======== Data provided
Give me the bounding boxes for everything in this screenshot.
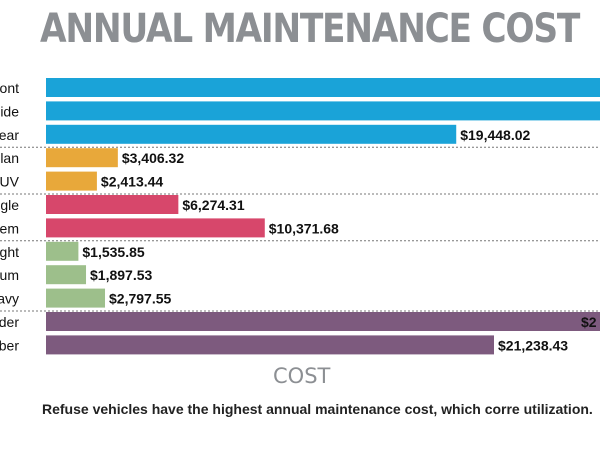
- data-label: $2: [581, 314, 597, 330]
- data-label: $1,897.53: [90, 267, 152, 283]
- bar: [46, 171, 97, 191]
- x-axis-label: COST: [273, 364, 331, 388]
- data-label: $2,797.55: [109, 291, 171, 307]
- bar: [46, 241, 79, 261]
- bar: [46, 195, 179, 214]
- data-label: $21,238.43: [498, 337, 568, 353]
- category-label: ear: [0, 127, 19, 143]
- category-label: gle: [0, 197, 19, 213]
- bar: [46, 124, 457, 144]
- data-label: $2,413.44: [101, 174, 163, 190]
- bar: [46, 78, 600, 97]
- bar: [46, 288, 106, 308]
- bar: [46, 265, 87, 285]
- category-label: ide: [0, 103, 19, 119]
- bar: [46, 101, 600, 121]
- category-label: ont: [0, 80, 19, 96]
- caption: Refuse vehicles have the highest annual …: [42, 401, 593, 417]
- category-label: der: [0, 314, 19, 330]
- category-label: ber: [0, 337, 19, 353]
- data-label: $19,448.02: [460, 127, 530, 143]
- bar: [46, 312, 600, 331]
- category-label: em: [0, 220, 19, 236]
- data-label: $6,274.31: [182, 197, 244, 213]
- category-label: avy: [0, 291, 19, 307]
- category-label: lan: [0, 150, 19, 166]
- bar: [46, 218, 265, 238]
- category-label: ght: [0, 244, 19, 260]
- category-label: UV: [0, 174, 20, 190]
- chart-title: ANNUAL MAINTENANCE COST: [40, 6, 580, 52]
- data-label: $1,535.85: [82, 244, 144, 260]
- category-label: um: [0, 267, 19, 283]
- data-label: $10,371.68: [269, 220, 339, 236]
- bar: [46, 335, 494, 355]
- bar: [46, 148, 118, 168]
- data-label: $3,406.32: [122, 150, 184, 166]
================
▶ [Work to do]
Repeat every line of the rows above word for word, omitting the pictures.

▶ [Result of this task]
Give me the bounding boxes for everything in this screenshot.
- data-label: $2: [581, 314, 597, 330]
- data-label: $1,897.53: [90, 267, 152, 283]
- bar: [46, 171, 97, 191]
- x-axis-label: COST: [273, 364, 331, 388]
- data-label: $2,797.55: [109, 291, 171, 307]
- bar: [46, 241, 79, 261]
- bar: [46, 195, 179, 214]
- data-label: $21,238.43: [498, 337, 568, 353]
- category-label: ear: [0, 127, 19, 143]
- category-label: gle: [0, 197, 19, 213]
- bar: [46, 124, 457, 144]
- data-label: $2,413.44: [101, 174, 163, 190]
- bar: [46, 78, 600, 97]
- bar: [46, 288, 106, 308]
- bar: [46, 265, 87, 285]
- category-label: ide: [0, 103, 19, 119]
- bar: [46, 101, 600, 121]
- category-label: ont: [0, 80, 19, 96]
- caption: Refuse vehicles have the highest annual …: [42, 401, 593, 417]
- category-label: der: [0, 314, 19, 330]
- category-label: ber: [0, 337, 19, 353]
- data-label: $19,448.02: [460, 127, 530, 143]
- bar: [46, 312, 600, 331]
- category-label: em: [0, 220, 19, 236]
- data-label: $6,274.31: [182, 197, 244, 213]
- category-label: avy: [0, 291, 19, 307]
- category-label: lan: [0, 150, 19, 166]
- bar: [46, 218, 265, 238]
- category-label: ght: [0, 244, 19, 260]
- category-label: UV: [0, 174, 20, 190]
- chart-title: ANNUAL MAINTENANCE COST: [40, 6, 580, 52]
- data-label: $1,535.85: [82, 244, 144, 260]
- category-label: um: [0, 267, 19, 283]
- data-label: $10,371.68: [269, 220, 339, 236]
- bar: [46, 335, 494, 355]
- bar: [46, 148, 118, 168]
- data-label: $3,406.32: [122, 150, 184, 166]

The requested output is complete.